(Figure content listings)
start
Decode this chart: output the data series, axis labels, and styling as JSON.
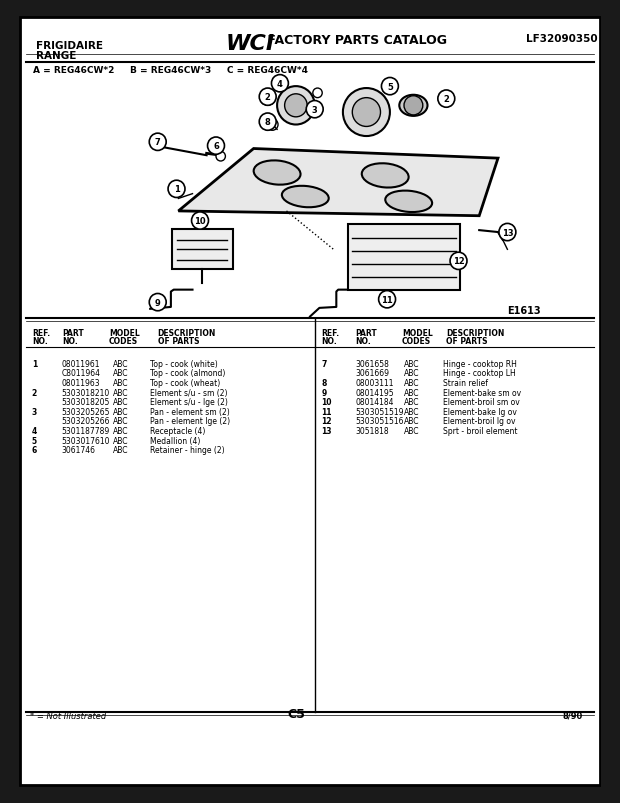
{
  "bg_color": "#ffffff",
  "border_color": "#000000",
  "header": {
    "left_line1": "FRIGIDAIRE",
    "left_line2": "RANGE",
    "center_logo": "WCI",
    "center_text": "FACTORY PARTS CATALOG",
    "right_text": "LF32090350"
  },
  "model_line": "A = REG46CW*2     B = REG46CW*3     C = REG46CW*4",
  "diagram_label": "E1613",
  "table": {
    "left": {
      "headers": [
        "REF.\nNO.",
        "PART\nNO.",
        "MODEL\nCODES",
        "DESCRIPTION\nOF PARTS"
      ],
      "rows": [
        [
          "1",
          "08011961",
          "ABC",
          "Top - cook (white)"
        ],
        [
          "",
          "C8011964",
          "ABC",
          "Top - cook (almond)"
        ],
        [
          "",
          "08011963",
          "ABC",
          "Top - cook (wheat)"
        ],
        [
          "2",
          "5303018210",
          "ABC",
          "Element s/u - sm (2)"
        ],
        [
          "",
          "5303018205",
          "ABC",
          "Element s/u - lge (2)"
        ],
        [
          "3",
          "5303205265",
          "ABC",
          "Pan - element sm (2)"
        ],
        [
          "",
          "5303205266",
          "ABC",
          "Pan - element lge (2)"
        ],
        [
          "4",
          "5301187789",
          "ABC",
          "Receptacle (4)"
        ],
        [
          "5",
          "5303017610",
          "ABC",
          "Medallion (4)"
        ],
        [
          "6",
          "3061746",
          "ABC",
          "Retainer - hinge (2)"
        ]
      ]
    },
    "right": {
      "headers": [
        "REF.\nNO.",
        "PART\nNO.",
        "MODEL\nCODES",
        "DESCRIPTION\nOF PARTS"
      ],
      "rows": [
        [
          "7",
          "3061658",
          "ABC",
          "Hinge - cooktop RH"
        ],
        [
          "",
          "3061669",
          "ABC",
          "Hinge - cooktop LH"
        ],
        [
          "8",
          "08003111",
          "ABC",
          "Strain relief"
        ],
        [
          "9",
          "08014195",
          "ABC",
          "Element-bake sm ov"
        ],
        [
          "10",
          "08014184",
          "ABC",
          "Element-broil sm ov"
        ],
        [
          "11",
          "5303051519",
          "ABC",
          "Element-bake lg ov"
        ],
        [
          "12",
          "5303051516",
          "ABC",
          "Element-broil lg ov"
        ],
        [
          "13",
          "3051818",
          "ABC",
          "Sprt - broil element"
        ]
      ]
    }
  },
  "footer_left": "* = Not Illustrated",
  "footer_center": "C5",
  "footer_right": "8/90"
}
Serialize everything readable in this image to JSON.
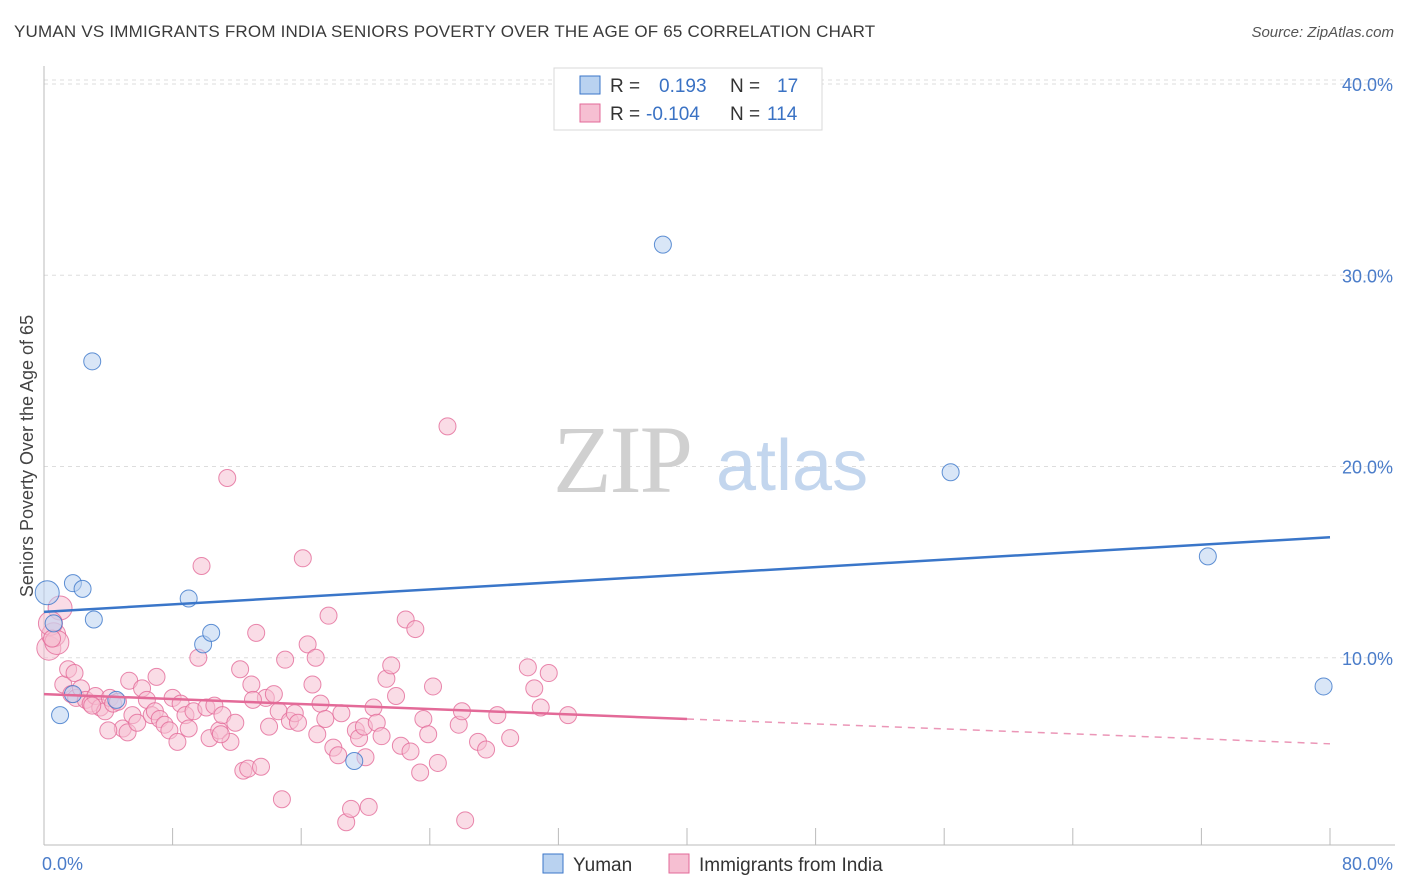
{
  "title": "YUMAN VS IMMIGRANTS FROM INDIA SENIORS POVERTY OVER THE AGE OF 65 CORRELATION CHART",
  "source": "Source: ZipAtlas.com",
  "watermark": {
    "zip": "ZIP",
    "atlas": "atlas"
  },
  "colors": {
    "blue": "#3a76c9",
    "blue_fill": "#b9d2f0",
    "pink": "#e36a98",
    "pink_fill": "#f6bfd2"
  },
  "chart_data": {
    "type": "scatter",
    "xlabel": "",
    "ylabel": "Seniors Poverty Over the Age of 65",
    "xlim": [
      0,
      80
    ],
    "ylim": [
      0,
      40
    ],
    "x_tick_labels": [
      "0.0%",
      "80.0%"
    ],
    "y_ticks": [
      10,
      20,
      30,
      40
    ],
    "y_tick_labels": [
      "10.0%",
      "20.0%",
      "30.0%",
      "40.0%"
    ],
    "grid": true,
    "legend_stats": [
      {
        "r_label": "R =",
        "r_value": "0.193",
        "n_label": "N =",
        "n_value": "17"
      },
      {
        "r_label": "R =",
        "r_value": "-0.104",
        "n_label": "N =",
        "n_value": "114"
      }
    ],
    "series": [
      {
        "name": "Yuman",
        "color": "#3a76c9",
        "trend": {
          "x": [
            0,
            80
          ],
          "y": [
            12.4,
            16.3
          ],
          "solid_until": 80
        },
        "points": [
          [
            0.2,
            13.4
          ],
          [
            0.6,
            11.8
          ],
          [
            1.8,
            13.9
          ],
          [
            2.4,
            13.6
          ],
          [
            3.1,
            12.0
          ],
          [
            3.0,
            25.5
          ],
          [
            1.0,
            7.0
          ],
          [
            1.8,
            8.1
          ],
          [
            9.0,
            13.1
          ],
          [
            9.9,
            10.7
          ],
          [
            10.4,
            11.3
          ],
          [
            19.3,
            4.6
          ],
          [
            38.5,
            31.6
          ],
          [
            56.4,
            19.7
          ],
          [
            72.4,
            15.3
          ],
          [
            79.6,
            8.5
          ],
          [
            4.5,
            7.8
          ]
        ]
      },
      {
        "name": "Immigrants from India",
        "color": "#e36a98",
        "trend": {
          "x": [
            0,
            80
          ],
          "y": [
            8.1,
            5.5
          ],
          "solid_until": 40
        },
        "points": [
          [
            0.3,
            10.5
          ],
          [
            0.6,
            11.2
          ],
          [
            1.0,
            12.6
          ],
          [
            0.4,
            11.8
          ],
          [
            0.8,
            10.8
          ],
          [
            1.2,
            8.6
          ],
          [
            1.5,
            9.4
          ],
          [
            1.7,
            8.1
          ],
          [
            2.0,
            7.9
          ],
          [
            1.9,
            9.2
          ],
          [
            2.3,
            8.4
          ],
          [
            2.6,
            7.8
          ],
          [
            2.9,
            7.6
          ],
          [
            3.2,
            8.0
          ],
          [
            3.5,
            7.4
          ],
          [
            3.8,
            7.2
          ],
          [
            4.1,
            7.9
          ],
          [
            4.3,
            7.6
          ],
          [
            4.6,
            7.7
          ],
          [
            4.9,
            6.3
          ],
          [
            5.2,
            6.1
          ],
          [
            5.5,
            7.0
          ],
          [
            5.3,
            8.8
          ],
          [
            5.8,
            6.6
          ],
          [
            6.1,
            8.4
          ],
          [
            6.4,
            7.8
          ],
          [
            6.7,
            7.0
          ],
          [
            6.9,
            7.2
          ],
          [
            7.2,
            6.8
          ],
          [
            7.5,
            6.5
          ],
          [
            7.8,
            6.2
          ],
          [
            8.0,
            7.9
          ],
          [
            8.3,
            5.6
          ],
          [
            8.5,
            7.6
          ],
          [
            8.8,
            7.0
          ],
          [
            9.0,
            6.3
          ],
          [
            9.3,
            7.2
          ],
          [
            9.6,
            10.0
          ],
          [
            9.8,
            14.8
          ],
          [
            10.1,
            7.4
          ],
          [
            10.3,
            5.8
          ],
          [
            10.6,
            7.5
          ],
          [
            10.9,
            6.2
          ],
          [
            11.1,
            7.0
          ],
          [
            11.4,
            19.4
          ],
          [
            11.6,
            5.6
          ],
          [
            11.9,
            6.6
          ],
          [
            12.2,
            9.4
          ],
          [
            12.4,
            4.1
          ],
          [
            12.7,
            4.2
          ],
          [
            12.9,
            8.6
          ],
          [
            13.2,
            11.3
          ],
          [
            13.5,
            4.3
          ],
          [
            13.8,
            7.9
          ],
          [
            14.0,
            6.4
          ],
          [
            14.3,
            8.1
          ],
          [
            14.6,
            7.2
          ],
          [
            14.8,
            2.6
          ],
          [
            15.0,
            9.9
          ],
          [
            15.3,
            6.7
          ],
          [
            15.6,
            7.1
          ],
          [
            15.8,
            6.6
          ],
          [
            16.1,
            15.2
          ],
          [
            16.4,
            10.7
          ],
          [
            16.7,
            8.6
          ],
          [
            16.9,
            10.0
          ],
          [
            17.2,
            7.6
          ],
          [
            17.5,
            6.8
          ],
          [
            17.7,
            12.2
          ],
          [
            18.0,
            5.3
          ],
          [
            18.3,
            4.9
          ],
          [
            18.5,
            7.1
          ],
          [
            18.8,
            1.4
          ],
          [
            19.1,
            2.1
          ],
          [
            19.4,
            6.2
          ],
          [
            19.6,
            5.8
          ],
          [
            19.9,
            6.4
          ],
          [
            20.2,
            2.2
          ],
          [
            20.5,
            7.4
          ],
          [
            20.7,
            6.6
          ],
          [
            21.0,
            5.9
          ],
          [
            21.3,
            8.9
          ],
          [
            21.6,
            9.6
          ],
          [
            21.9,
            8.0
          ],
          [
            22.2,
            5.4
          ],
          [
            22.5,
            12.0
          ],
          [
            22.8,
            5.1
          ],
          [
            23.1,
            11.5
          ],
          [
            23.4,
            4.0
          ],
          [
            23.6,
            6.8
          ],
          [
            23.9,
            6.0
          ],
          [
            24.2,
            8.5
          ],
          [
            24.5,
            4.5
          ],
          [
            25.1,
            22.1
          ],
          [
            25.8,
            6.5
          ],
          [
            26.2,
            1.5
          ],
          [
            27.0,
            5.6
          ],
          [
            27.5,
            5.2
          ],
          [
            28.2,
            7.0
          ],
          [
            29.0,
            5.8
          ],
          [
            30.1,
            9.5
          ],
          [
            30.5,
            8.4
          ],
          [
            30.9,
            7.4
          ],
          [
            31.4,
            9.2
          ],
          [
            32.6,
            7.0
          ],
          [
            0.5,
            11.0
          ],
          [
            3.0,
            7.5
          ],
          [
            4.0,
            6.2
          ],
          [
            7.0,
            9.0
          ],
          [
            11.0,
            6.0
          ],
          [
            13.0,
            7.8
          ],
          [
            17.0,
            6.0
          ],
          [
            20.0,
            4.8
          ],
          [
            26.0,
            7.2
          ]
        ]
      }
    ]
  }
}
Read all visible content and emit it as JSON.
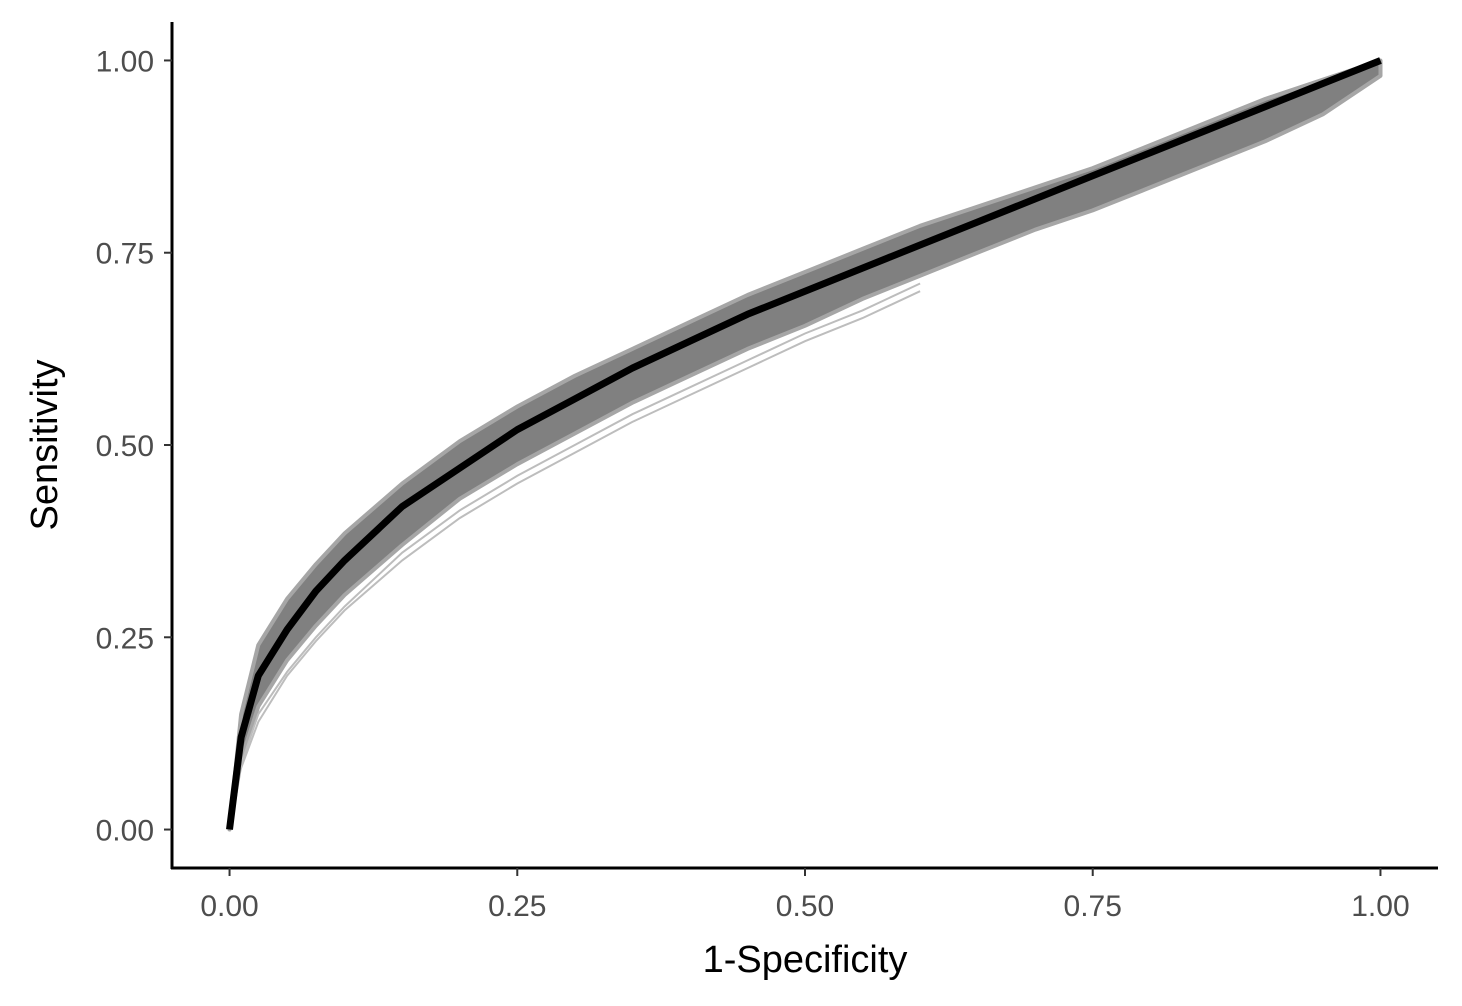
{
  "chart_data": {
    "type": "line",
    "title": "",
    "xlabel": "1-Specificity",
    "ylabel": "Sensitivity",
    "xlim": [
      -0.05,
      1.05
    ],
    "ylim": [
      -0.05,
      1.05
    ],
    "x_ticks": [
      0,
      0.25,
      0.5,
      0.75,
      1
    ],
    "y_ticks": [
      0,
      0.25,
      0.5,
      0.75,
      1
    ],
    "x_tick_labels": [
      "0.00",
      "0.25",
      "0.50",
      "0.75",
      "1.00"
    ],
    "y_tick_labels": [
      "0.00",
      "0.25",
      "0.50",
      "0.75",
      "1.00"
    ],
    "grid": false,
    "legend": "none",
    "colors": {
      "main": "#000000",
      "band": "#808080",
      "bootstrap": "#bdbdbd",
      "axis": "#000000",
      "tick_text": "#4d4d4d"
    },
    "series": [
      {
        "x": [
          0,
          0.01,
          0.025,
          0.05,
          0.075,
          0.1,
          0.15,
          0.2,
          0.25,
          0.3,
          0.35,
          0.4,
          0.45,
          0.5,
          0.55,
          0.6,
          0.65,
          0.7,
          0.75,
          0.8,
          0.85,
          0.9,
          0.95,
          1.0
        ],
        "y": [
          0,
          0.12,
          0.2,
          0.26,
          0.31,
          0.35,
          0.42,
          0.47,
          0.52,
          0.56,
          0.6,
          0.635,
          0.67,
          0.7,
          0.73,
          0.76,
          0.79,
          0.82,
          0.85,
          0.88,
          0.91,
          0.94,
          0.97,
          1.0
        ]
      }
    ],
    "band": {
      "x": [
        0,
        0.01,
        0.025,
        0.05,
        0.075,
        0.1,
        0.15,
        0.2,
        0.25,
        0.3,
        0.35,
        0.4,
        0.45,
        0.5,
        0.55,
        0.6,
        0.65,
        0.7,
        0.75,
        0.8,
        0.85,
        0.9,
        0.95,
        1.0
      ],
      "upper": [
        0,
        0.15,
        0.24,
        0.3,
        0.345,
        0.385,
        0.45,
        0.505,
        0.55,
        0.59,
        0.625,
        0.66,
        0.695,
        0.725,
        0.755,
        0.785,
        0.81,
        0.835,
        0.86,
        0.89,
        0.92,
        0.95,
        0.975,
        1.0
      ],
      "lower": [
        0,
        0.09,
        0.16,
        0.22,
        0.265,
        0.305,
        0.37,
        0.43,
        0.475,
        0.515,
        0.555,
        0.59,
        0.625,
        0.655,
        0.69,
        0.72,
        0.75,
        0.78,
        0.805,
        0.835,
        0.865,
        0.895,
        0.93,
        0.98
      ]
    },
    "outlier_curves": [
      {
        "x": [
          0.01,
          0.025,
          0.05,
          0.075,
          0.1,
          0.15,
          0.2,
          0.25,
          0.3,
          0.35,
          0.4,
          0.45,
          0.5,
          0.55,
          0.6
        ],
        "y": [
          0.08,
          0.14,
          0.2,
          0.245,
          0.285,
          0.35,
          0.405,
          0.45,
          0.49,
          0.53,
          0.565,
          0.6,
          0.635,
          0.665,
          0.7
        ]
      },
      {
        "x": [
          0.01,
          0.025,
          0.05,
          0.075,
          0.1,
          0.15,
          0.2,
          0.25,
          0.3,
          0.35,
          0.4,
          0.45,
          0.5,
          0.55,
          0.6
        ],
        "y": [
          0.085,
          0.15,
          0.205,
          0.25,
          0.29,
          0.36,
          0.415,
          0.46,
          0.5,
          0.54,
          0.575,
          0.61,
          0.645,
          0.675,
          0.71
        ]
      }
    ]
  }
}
end
_Exercise task_
Copy out every line of the data that includes the word "name".

_Written response_
        "name": "Yuman",
        "name": "Immigrants from India",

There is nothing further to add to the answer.